**Task to carry out**
Look below. Copy each line that has "category" in it.

-------------------------

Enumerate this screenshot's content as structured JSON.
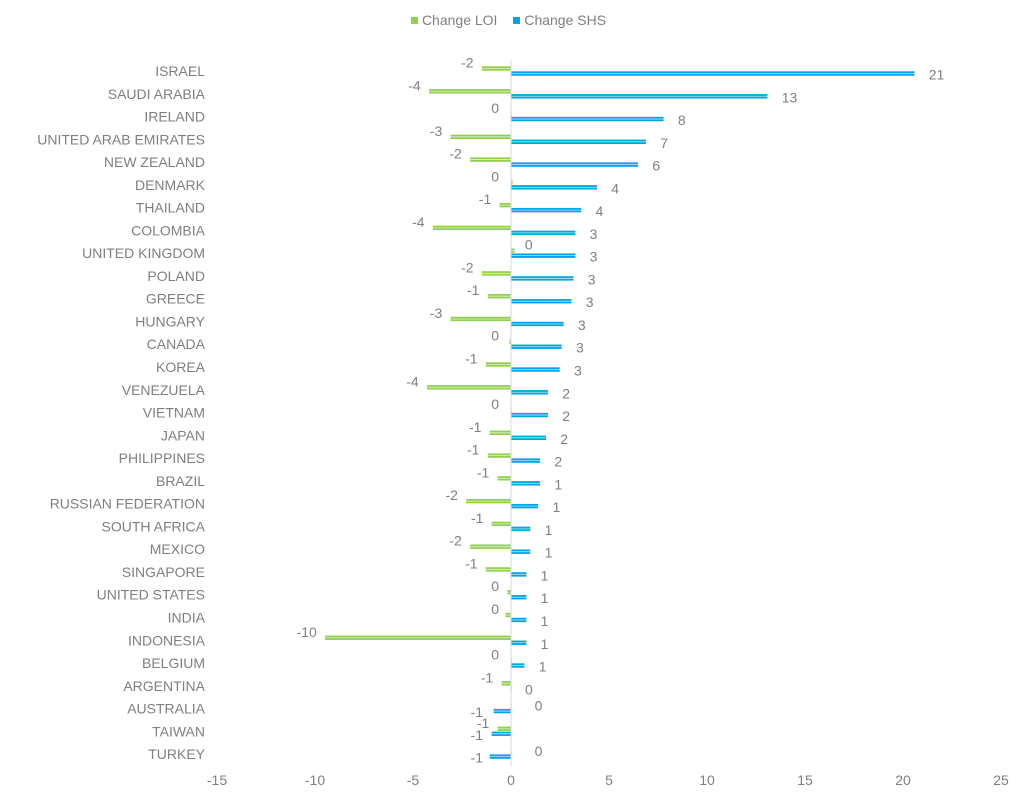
{
  "legend": {
    "position": "top-center",
    "items": [
      {
        "name": "Change LOI",
        "color": "#92d050"
      },
      {
        "name": "Change SHS",
        "color": "#00a5e3"
      }
    ]
  },
  "chart_data": {
    "type": "bar",
    "orientation": "horizontal",
    "title": "",
    "xlabel": "",
    "ylabel": "",
    "xlim": [
      -15,
      25
    ],
    "xticks": [
      -15,
      -10,
      -5,
      0,
      5,
      10,
      15,
      20,
      25
    ],
    "grid": false,
    "categories": [
      "ISRAEL",
      "SAUDI ARABIA",
      "IRELAND",
      "UNITED ARAB EMIRATES",
      "NEW ZEALAND",
      "DENMARK",
      "THAILAND",
      "COLOMBIA",
      "UNITED KINGDOM",
      "POLAND",
      "GREECE",
      "HUNGARY",
      "CANADA",
      "KOREA",
      "VENEZUELA",
      "VIETNAM",
      "JAPAN",
      "PHILIPPINES",
      "BRAZIL",
      "RUSSIAN FEDERATION",
      "SOUTH AFRICA",
      "MEXICO",
      "SINGAPORE",
      "UNITED STATES",
      "INDIA",
      "INDONESIA",
      "BELGIUM",
      "ARGENTINA",
      "AUSTRALIA",
      "TAIWAN",
      "TURKEY"
    ],
    "series": [
      {
        "name": "Change LOI",
        "color": "#92d050",
        "values": [
          -1.5,
          -4.2,
          0,
          -3.1,
          -2.1,
          0.1,
          -0.6,
          -4,
          0.2,
          -1.5,
          -1.2,
          -3.1,
          -0.1,
          -1.3,
          -4.3,
          0,
          -1.1,
          -1.2,
          -0.7,
          -2.3,
          -1,
          -2.1,
          -1.3,
          -0.2,
          -0.3,
          -9.5,
          0,
          -0.5,
          0,
          -0.7,
          0
        ],
        "labels": [
          "-2",
          "-4",
          "0",
          "-3",
          "-2",
          "0",
          "-1",
          "-4",
          "0",
          "-2",
          "-1",
          "-3",
          "0",
          "-1",
          "-4",
          "0",
          "-1",
          "-1",
          "-1",
          "-2",
          "-1",
          "-2",
          "-1",
          "0",
          "0",
          "-10",
          "0",
          "-1",
          "",
          "-1",
          ""
        ]
      },
      {
        "name": "Change SHS",
        "color": "#00a5e3",
        "values": [
          20.6,
          13.1,
          7.8,
          6.9,
          6.5,
          4.4,
          3.6,
          3.3,
          3.3,
          3.2,
          3.1,
          2.7,
          2.6,
          2.5,
          1.9,
          1.9,
          1.8,
          1.5,
          1.5,
          1.4,
          1,
          1,
          0.8,
          0.8,
          0.8,
          0.8,
          0.7,
          0,
          -0.9,
          -1,
          -1.1
        ],
        "labels": [
          "21",
          "13",
          "8",
          "7",
          "6",
          "4",
          "4",
          "3",
          "3",
          "3",
          "3",
          "3",
          "3",
          "3",
          "2",
          "2",
          "2",
          "2",
          "1",
          "1",
          "1",
          "1",
          "1",
          "1",
          "1",
          "1",
          "1",
          "0",
          "-1",
          "-1",
          "-1"
        ]
      }
    ],
    "extra_labels": [
      {
        "text": "0",
        "category": "AUSTRALIA",
        "value": 0.8
      },
      {
        "text": "0",
        "category": "TURKEY",
        "value": 0.8
      }
    ]
  }
}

-------------------------

**Correct output**
        "category": "AUSTRALIA",
        "category": "TURKEY",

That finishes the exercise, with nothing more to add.